--- start of Material for this task ---

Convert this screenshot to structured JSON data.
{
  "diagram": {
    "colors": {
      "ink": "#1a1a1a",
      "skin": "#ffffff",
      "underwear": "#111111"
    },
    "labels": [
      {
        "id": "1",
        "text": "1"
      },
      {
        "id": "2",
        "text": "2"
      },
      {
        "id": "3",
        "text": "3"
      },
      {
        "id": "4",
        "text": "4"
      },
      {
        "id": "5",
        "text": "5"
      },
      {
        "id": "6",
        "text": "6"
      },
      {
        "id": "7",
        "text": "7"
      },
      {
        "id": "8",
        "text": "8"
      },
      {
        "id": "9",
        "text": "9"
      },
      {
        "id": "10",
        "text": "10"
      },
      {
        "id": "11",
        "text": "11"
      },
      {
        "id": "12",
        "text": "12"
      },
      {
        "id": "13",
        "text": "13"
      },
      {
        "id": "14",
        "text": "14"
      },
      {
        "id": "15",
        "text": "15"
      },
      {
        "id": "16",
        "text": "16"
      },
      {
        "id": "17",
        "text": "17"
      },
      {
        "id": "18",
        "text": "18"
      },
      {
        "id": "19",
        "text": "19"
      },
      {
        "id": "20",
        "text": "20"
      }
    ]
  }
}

--- end of Material for this task ---

- **What you have to do**
In this exercise, repeat all entries exactly.

- **Finished answer**
Convert this screenshot to structured JSON data.
{
  "diagram": {
    "colors": {
      "ink": "#1a1a1a",
      "skin": "#ffffff",
      "underwear": "#111111"
    },
    "labels": [
      {
        "id": "1",
        "text": "1"
      },
      {
        "id": "2",
        "text": "2"
      },
      {
        "id": "3",
        "text": "3"
      },
      {
        "id": "4",
        "text": "4"
      },
      {
        "id": "5",
        "text": "5"
      },
      {
        "id": "6",
        "text": "6"
      },
      {
        "id": "7",
        "text": "7"
      },
      {
        "id": "8",
        "text": "8"
      },
      {
        "id": "9",
        "text": "9"
      },
      {
        "id": "10",
        "text": "10"
      },
      {
        "id": "11",
        "text": "11"
      },
      {
        "id": "12",
        "text": "12"
      },
      {
        "id": "13",
        "text": "13"
      },
      {
        "id": "14",
        "text": "14"
      },
      {
        "id": "15",
        "text": "15"
      },
      {
        "id": "16",
        "text": "16"
      },
      {
        "id": "17",
        "text": "17"
      },
      {
        "id": "18",
        "text": "18"
      },
      {
        "id": "19",
        "text": "19"
      },
      {
        "id": "20",
        "text": "20"
      }
    ]
  }
}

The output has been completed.